===== Exercise material
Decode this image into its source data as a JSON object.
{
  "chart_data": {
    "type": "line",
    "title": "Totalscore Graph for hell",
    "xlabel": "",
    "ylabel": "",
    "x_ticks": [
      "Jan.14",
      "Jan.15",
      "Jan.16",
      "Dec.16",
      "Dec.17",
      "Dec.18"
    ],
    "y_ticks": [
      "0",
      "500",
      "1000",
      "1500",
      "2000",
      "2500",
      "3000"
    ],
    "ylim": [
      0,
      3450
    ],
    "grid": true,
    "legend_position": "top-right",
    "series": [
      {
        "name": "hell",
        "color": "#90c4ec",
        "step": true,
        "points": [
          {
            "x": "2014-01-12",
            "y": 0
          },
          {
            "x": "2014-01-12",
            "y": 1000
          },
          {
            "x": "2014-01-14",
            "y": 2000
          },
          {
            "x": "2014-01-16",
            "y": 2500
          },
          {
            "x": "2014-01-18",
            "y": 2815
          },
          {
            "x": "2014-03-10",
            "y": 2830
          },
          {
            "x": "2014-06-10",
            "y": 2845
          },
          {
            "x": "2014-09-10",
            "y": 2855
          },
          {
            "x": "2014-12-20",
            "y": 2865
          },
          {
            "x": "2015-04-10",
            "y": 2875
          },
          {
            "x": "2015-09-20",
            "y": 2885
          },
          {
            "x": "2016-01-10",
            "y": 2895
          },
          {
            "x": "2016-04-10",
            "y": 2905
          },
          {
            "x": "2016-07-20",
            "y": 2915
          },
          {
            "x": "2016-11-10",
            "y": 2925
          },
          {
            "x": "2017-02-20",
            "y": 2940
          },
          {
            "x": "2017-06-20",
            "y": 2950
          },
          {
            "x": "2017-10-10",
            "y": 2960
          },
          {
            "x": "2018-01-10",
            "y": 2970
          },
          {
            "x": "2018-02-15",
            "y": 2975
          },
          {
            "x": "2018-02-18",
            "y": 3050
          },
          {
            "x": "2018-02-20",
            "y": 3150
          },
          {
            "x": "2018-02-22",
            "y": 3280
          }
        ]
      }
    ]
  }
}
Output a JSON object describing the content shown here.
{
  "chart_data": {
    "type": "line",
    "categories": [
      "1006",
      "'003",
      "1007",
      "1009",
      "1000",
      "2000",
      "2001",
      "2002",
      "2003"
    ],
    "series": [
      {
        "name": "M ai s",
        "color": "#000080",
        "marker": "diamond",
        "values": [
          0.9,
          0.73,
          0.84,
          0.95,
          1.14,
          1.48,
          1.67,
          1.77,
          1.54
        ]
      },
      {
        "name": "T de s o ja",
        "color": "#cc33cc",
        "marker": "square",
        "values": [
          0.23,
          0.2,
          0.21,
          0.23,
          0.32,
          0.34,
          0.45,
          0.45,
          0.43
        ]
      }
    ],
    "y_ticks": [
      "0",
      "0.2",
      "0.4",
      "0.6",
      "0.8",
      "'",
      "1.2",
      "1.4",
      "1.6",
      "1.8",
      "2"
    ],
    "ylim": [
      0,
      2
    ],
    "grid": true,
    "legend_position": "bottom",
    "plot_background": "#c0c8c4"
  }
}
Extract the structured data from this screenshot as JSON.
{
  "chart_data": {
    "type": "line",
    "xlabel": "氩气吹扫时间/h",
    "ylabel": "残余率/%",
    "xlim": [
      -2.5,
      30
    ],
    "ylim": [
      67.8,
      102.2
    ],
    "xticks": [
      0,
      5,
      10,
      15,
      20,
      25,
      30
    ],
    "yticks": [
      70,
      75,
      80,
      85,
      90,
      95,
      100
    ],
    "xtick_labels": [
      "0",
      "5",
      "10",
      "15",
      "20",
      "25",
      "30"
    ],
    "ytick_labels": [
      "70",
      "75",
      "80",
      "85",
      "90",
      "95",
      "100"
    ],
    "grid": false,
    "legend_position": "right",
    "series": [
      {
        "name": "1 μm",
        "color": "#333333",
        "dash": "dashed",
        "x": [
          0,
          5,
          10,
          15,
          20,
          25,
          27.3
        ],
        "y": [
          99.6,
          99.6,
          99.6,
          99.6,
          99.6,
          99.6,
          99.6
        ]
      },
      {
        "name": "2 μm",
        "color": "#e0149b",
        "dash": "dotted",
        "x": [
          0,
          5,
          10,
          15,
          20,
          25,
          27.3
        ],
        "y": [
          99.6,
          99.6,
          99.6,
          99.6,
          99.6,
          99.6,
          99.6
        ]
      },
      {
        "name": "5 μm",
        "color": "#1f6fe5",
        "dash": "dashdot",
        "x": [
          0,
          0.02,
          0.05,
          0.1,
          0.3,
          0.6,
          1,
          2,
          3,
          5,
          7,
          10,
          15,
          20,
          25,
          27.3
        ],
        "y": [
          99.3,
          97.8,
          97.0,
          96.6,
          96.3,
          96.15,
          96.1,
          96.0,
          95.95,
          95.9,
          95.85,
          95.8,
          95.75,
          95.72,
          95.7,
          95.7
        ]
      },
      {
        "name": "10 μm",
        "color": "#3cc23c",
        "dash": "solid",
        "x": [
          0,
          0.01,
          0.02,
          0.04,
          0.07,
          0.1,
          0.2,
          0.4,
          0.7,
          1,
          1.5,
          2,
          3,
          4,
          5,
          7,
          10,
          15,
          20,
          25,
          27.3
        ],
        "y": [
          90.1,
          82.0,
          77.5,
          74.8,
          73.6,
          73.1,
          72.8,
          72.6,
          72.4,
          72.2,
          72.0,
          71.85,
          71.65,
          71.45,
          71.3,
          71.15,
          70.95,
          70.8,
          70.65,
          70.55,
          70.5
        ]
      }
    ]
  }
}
==========
Written instruction => Copy out the full set of records precisely, leaving nothing out.

Solution =>
Decode this image into its source data as a JSON object.
{
  "chart_data": {
    "type": "line",
    "title": "Totalscore Graph for hell",
    "xlabel": "",
    "ylabel": "",
    "x_ticks": [
      "Jan.14",
      "Jan.15",
      "Jan.16",
      "Dec.16",
      "Dec.17",
      "Dec.18"
    ],
    "y_ticks": [
      "0",
      "500",
      "1000",
      "1500",
      "2000",
      "2500",
      "3000"
    ],
    "ylim": [
      0,
      3450
    ],
    "grid": true,
    "legend_position": "top-right",
    "series": [
      {
        "name": "hell",
        "color": "#90c4ec",
        "step": true,
        "points": [
          {
            "x": "2014-01-12",
            "y": 0
          },
          {
            "x": "2014-01-12",
            "y": 1000
          },
          {
            "x": "2014-01-14",
            "y": 2000
          },
          {
            "x": "2014-01-16",
            "y": 2500
          },
          {
            "x": "2014-01-18",
            "y": 2815
          },
          {
            "x": "2014-03-10",
            "y": 2830
          },
          {
            "x": "2014-06-10",
            "y": 2845
          },
          {
            "x": "2014-09-10",
            "y": 2855
          },
          {
            "x": "2014-12-20",
            "y": 2865
          },
          {
            "x": "2015-04-10",
            "y": 2875
          },
          {
            "x": "2015-09-20",
            "y": 2885
          },
          {
            "x": "2016-01-10",
            "y": 2895
          },
          {
            "x": "2016-04-10",
            "y": 2905
          },
          {
            "x": "2016-07-20",
            "y": 2915
          },
          {
            "x": "2016-11-10",
            "y": 2925
          },
          {
            "x": "2017-02-20",
            "y": 2940
          },
          {
            "x": "2017-06-20",
            "y": 2950
          },
          {
            "x": "2017-10-10",
            "y": 2960
          },
          {
            "x": "2018-01-10",
            "y": 2970
          },
          {
            "x": "2018-02-15",
            "y": 2975
          },
          {
            "x": "2018-02-18",
            "y": 3050
          },
          {
            "x": "2018-02-20",
            "y": 3150
          },
          {
            "x": "2018-02-22",
            "y": 3280
          }
        ]
      }
    ]
  }
}
Output a JSON object describing the content shown here.
{
  "chart_data": {
    "type": "line",
    "categories": [
      "1006",
      "'003",
      "1007",
      "1009",
      "1000",
      "2000",
      "2001",
      "2002",
      "2003"
    ],
    "series": [
      {
        "name": "M ai s",
        "color": "#000080",
        "marker": "diamond",
        "values": [
          0.9,
          0.73,
          0.84,
          0.95,
          1.14,
          1.48,
          1.67,
          1.77,
          1.54
        ]
      },
      {
        "name": "T de s o ja",
        "color": "#cc33cc",
        "marker": "square",
        "values": [
          0.23,
          0.2,
          0.21,
          0.23,
          0.32,
          0.34,
          0.45,
          0.45,
          0.43
        ]
      }
    ],
    "y_ticks": [
      "0",
      "0.2",
      "0.4",
      "0.6",
      "0.8",
      "'",
      "1.2",
      "1.4",
      "1.6",
      "1.8",
      "2"
    ],
    "ylim": [
      0,
      2
    ],
    "grid": true,
    "legend_position": "bottom",
    "plot_background": "#c0c8c4"
  }
}
Extract the structured data from this screenshot as JSON.
{
  "chart_data": {
    "type": "line",
    "xlabel": "氩气吹扫时间/h",
    "ylabel": "残余率/%",
    "xlim": [
      -2.5,
      30
    ],
    "ylim": [
      67.8,
      102.2
    ],
    "xticks": [
      0,
      5,
      10,
      15,
      20,
      25,
      30
    ],
    "yticks": [
      70,
      75,
      80,
      85,
      90,
      95,
      100
    ],
    "xtick_labels": [
      "0",
      "5",
      "10",
      "15",
      "20",
      "25",
      "30"
    ],
    "ytick_labels": [
      "70",
      "75",
      "80",
      "85",
      "90",
      "95",
      "100"
    ],
    "grid": false,
    "legend_position": "right",
    "series": [
      {
        "name": "1 μm",
        "color": "#333333",
        "dash": "dashed",
        "x": [
          0,
          5,
          10,
          15,
          20,
          25,
          27.3
        ],
        "y": [
          99.6,
          99.6,
          99.6,
          99.6,
          99.6,
          99.6,
          99.6
        ]
      },
      {
        "name": "2 μm",
        "color": "#e0149b",
        "dash": "dotted",
        "x": [
          0,
          5,
          10,
          15,
          20,
          25,
          27.3
        ],
        "y": [
          99.6,
          99.6,
          99.6,
          99.6,
          99.6,
          99.6,
          99.6
        ]
      },
      {
        "name": "5 μm",
        "color": "#1f6fe5",
        "dash": "dashdot",
        "x": [
          0,
          0.02,
          0.05,
          0.1,
          0.3,
          0.6,
          1,
          2,
          3,
          5,
          7,
          10,
          15,
          20,
          25,
          27.3
        ],
        "y": [
          99.3,
          97.8,
          97.0,
          96.6,
          96.3,
          96.15,
          96.1,
          96.0,
          95.95,
          95.9,
          95.85,
          95.8,
          95.75,
          95.72,
          95.7,
          95.7
        ]
      },
      {
        "name": "10 μm",
        "color": "#3cc23c",
        "dash": "solid",
        "x": [
          0,
          0.01,
          0.02,
          0.04,
          0.07,
          0.1,
          0.2,
          0.4,
          0.7,
          1,
          1.5,
          2,
          3,
          4,
          5,
          7,
          10,
          15,
          20,
          25,
          27.3
        ],
        "y": [
          90.1,
          82.0,
          77.5,
          74.8,
          73.6,
          73.1,
          72.8,
          72.6,
          72.4,
          72.2,
          72.0,
          71.85,
          71.65,
          71.45,
          71.3,
          71.15,
          70.95,
          70.8,
          70.65,
          70.55,
          70.5
        ]
      }
    ]
  }
}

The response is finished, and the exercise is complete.